» WHAT IS NEEDED: Carry none of the pictures over; set down the material below exactly.

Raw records
——————
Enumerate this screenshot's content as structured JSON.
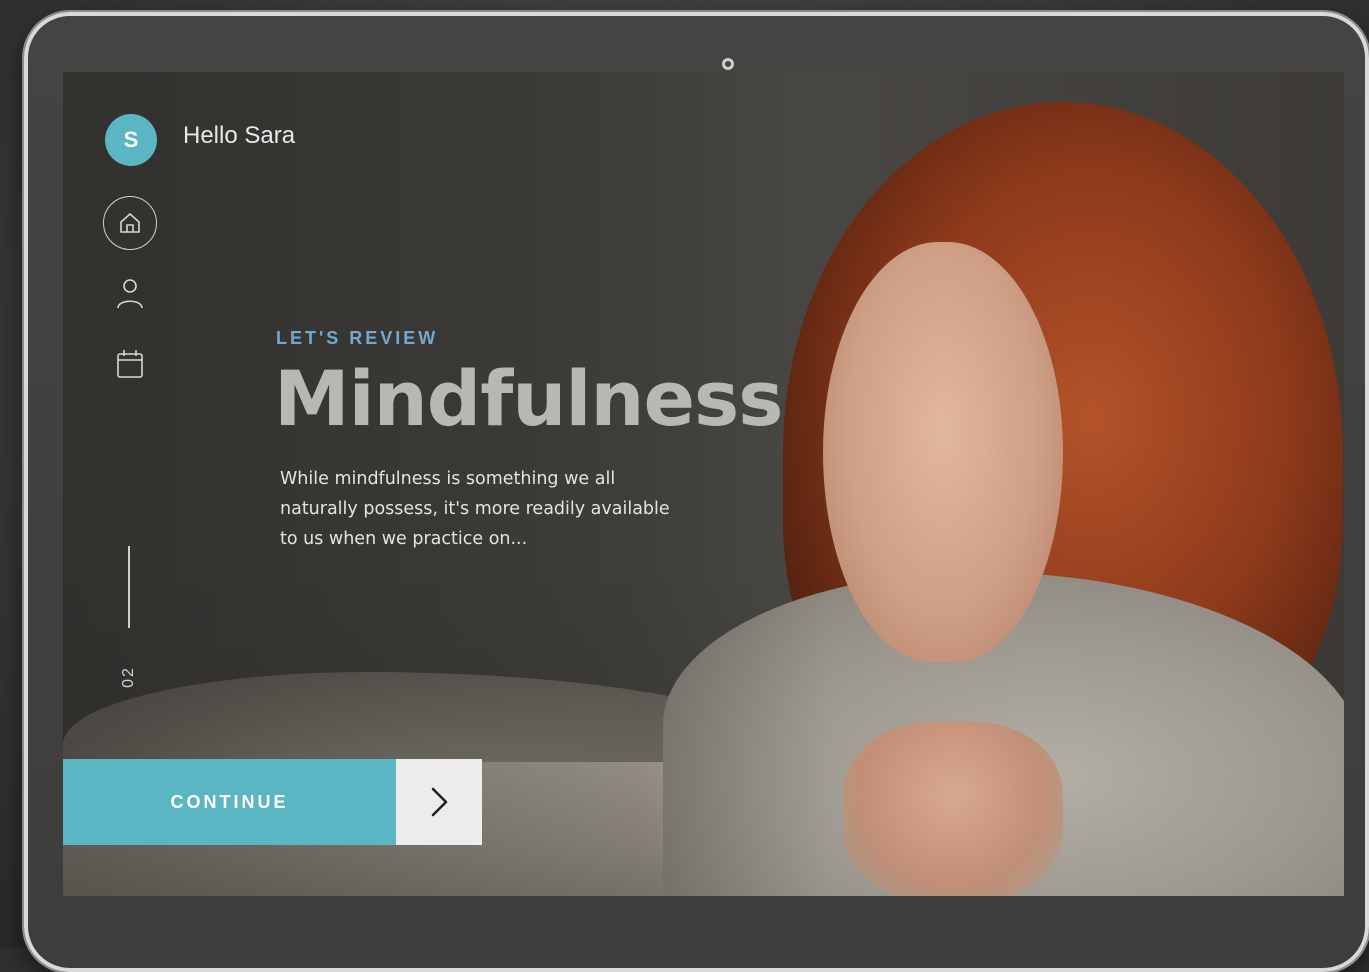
{
  "user": {
    "initial": "S",
    "greeting": "Hello Sara"
  },
  "nav": {
    "items": [
      {
        "icon": "home-icon",
        "active": true
      },
      {
        "icon": "user-icon",
        "active": false
      },
      {
        "icon": "calendar-icon",
        "active": false
      }
    ]
  },
  "page": {
    "number": "02"
  },
  "lesson": {
    "eyebrow": "LET'S REVIEW",
    "title": "Mindfulness",
    "description": "While mindfulness is something we all naturally possess, it's more readily available to us when we practice on..."
  },
  "actions": {
    "continue_label": "CONTINUE",
    "next_icon": "chevron-right-icon"
  },
  "colors": {
    "accent": "#5ab6c3",
    "eyebrow": "#74a9cf",
    "title": "#b9b7b3"
  }
}
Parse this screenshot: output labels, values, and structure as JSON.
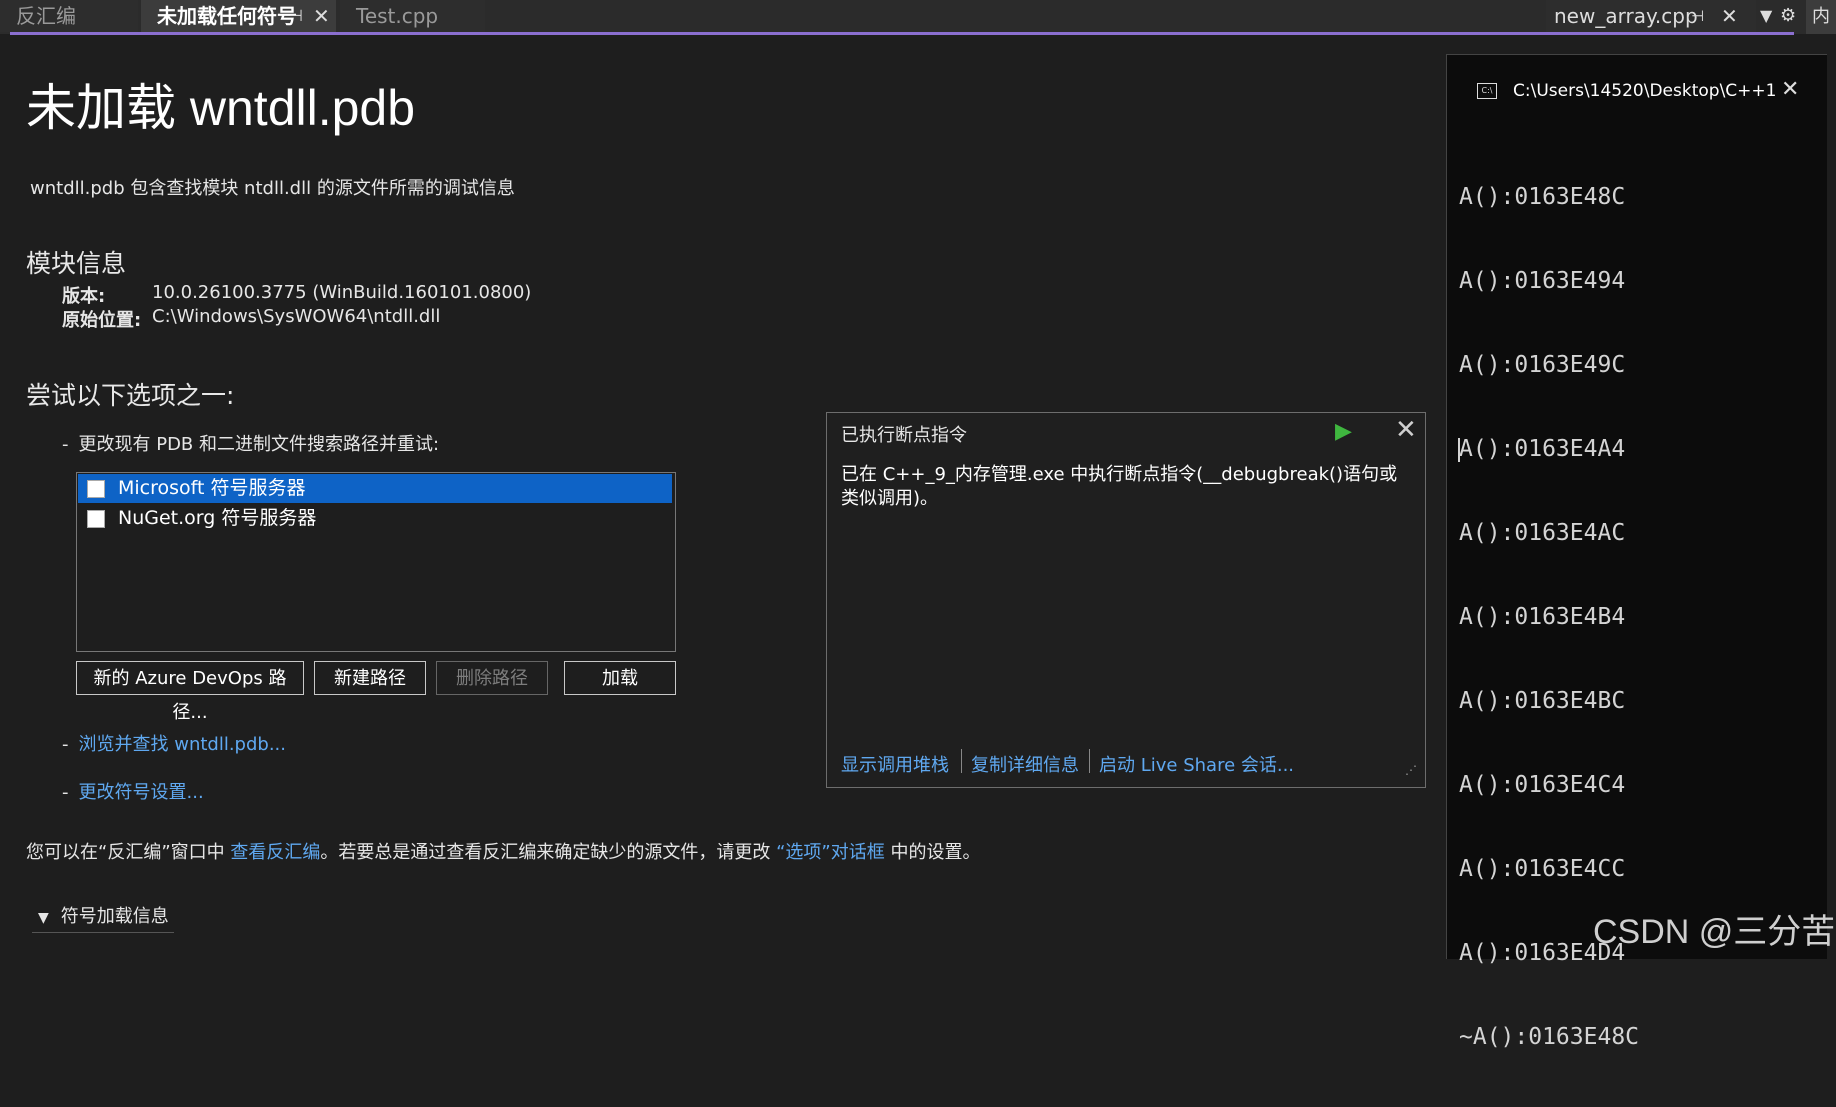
{
  "tabs": [
    {
      "label": "反汇编"
    },
    {
      "label": "未加载任何符号"
    },
    {
      "label": "Test.cpp"
    }
  ],
  "right_tab": {
    "label": "new_array.cpp"
  },
  "edge_tab": {
    "label": "内"
  },
  "page": {
    "title": "未加载 wntdll.pdb",
    "description": "wntdll.pdb 包含查找模块 ntdll.dll 的源文件所需的调试信息",
    "module_heading": "模块信息",
    "version_label": "版本:",
    "version_value": "10.0.26100.3775 (WinBuild.160101.0800)",
    "location_label": "原始位置:",
    "location_value": "C:\\Windows\\SysWOW64\\ntdll.dll",
    "options_heading": "尝试以下选项之一:",
    "option1": "更改现有 PDB 和二进制文件搜索路径并重试:",
    "servers": [
      "Microsoft 符号服务器",
      "NuGet.org 符号服务器"
    ],
    "buttons": {
      "azure": "新的 Azure DevOps 路径...",
      "new_path": "新建路径",
      "delete_path": "删除路径",
      "load": "加载"
    },
    "browse_link": "浏览并查找 wntdll.pdb...",
    "settings_link": "更改符号设置...",
    "footer_prefix": "您可以在“反汇编”窗口中 ",
    "footer_link1": "查看反汇编",
    "footer_middle": "。若要总是通过查看反汇编来确定缺少的源文件，请更改 ",
    "footer_link2": "“选项”对话框",
    "footer_suffix": " 中的设置。",
    "expander": "符号加载信息"
  },
  "popup": {
    "title": "已执行断点指令",
    "message": "已在 C++_9_内存管理.exe 中执行断点指令(__debugbreak()语句或类似调用)。",
    "actions": [
      "显示调用堆栈",
      "复制详细信息",
      "启动 Live Share 会话..."
    ]
  },
  "console": {
    "title": "C:\\Users\\14520\\Desktop\\C++1",
    "lines": [
      "A():0163E48C",
      "A():0163E494",
      "A():0163E49C",
      "A():0163E4A4",
      "A():0163E4AC",
      "A():0163E4B4",
      "A():0163E4BC",
      "A():0163E4C4",
      "A():0163E4CC",
      "A():0163E4D4",
      "~A():0163E48C"
    ]
  },
  "watermark": "CSDN @三分苦"
}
——————
» COMPLETED EXERCISE:
Enumerate this screenshot's content as structured JSON.
{
  "user": {
    "initial": "S",
    "greeting": "Hello Sara"
  },
  "nav": {
    "items": [
      {
        "icon": "home-icon",
        "active": true
      },
      {
        "icon": "user-icon",
        "active": false
      },
      {
        "icon": "calendar-icon",
        "active": false
      }
    ]
  },
  "page": {
    "number": "02"
  },
  "lesson": {
    "eyebrow": "LET'S REVIEW",
    "title": "Mindfulness",
    "description": "While mindfulness is something we all naturally possess, it's more readily available to us when we practice on..."
  },
  "actions": {
    "continue_label": "CONTINUE",
    "next_icon": "chevron-right-icon"
  },
  "colors": {
    "accent": "#5ab6c3",
    "eyebrow": "#74a9cf",
    "title": "#b9b7b3"
  }
}
Parse this screenshot: output labels, values, and structure as JSON.
{
  "tabs": [
    {
      "label": "反汇编"
    },
    {
      "label": "未加载任何符号"
    },
    {
      "label": "Test.cpp"
    }
  ],
  "right_tab": {
    "label": "new_array.cpp"
  },
  "edge_tab": {
    "label": "内"
  },
  "page": {
    "title": "未加载 wntdll.pdb",
    "description": "wntdll.pdb 包含查找模块 ntdll.dll 的源文件所需的调试信息",
    "module_heading": "模块信息",
    "version_label": "版本:",
    "version_value": "10.0.26100.3775 (WinBuild.160101.0800)",
    "location_label": "原始位置:",
    "location_value": "C:\\Windows\\SysWOW64\\ntdll.dll",
    "options_heading": "尝试以下选项之一:",
    "option1": "更改现有 PDB 和二进制文件搜索路径并重试:",
    "servers": [
      "Microsoft 符号服务器",
      "NuGet.org 符号服务器"
    ],
    "buttons": {
      "azure": "新的 Azure DevOps 路径...",
      "new_path": "新建路径",
      "delete_path": "删除路径",
      "load": "加载"
    },
    "browse_link": "浏览并查找 wntdll.pdb...",
    "settings_link": "更改符号设置...",
    "footer_prefix": "您可以在“反汇编”窗口中 ",
    "footer_link1": "查看反汇编",
    "footer_middle": "。若要总是通过查看反汇编来确定缺少的源文件，请更改 ",
    "footer_link2": "“选项”对话框",
    "footer_suffix": " 中的设置。",
    "expander": "符号加载信息"
  },
  "popup": {
    "title": "已执行断点指令",
    "message": "已在 C++_9_内存管理.exe 中执行断点指令(__debugbreak()语句或类似调用)。",
    "actions": [
      "显示调用堆栈",
      "复制详细信息",
      "启动 Live Share 会话..."
    ]
  },
  "console": {
    "title": "C:\\Users\\14520\\Desktop\\C++1",
    "lines": [
      "A():0163E48C",
      "A():0163E494",
      "A():0163E49C",
      "A():0163E4A4",
      "A():0163E4AC",
      "A():0163E4B4",
      "A():0163E4BC",
      "A():0163E4C4",
      "A():0163E4CC",
      "A():0163E4D4",
      "~A():0163E48C"
    ]
  },
  "watermark": "CSDN @三分苦"
}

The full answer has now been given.